*Excerpted passage*
══════════

Powder X-ray diffraction peaks from the δ = 0.2 Sr_1−xCa_xCrO_2.8 phases were indexed on a rhombohedral (R) unit cell (space group R3̄m) with a long (≈35 Å) c-axis. This structure has a repeat sequence of 15 close-packed SrO₃ layers stacked perpendicular to the (111) (body-diagonal) direction of the cubic perovskite structure. This 15R polymorph was the predominant reaction product during initial, lower temperature reductions. X-ray diffraction peaks from the δ = 0.25 phase were indexed on a primitive monoclinic cell, showing a distorted stacking of six hexagonal cubic close-packed layers perpendicular to the cubic(111) direction. This 6H polymorph was seen to emerge later in the reduction sequence, consistent with a smaller oxygen content.

══════════

*Data segment*

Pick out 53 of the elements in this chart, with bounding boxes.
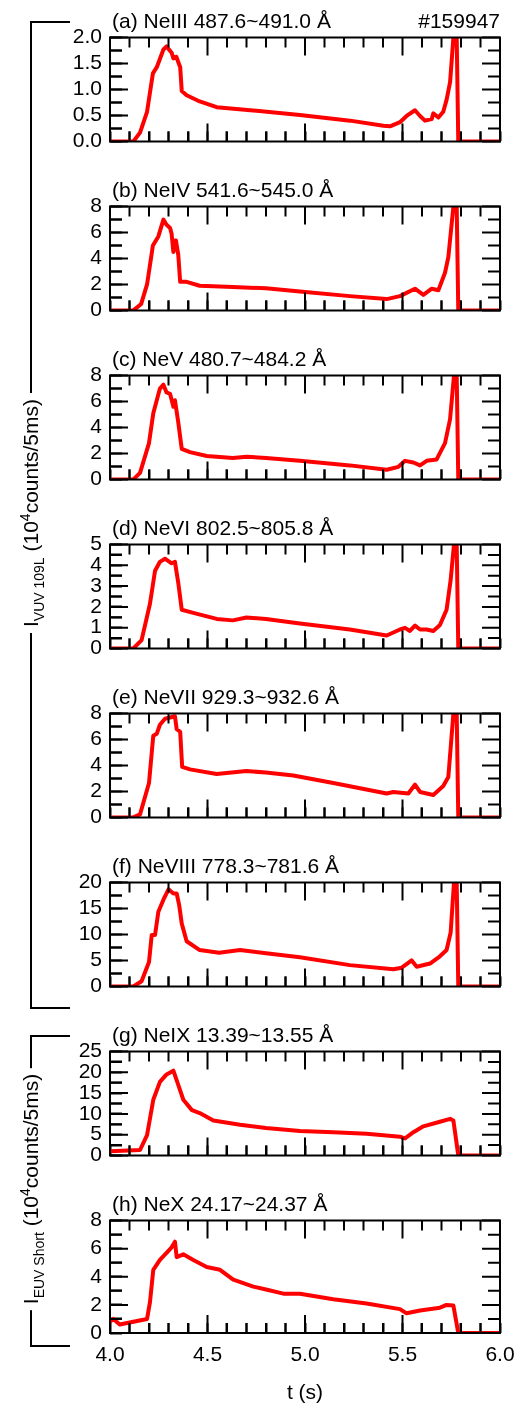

══════════

*Requirement*
Write the next part of the passage on powder X-ray diffraction of the Sr_1−xCa_xCrO_2.8 phases, starting right after its final sentence.

*Result for this task*
Rietveld fits using 15R and 6H starting models from previously reported SrCrO_3−δ phases³ gave good fits to the PXRD data. The Rietveld refinement for x = 0.25 is shown in Fig. 2 and illustrates the coexistence of the three phases δ = 0, 0.2 and 0.25 seen in many samples. Phase fractions from Rietveld refinements demonstrate that the proportion of the 6H (δ = 0.25) phase increases relative to the 15R (δ = 0.2) fraction as the level of Ca doping x increases. For example, in samples reduced at 500 °C, Sr_0.75Ca_0.25CrO_3−δ had respective phase fractions of 26/24/50% (±1%) for the δ = 0 (precursor), 0.2 (15R) and 0.25 (6H) phases while Sr_0.5Ca_0.5CrO_3−δ had corresponding fractions of 0/21/79%, and Sr_0.25Ca_0.75CrO_3−δ had 0/17/83%.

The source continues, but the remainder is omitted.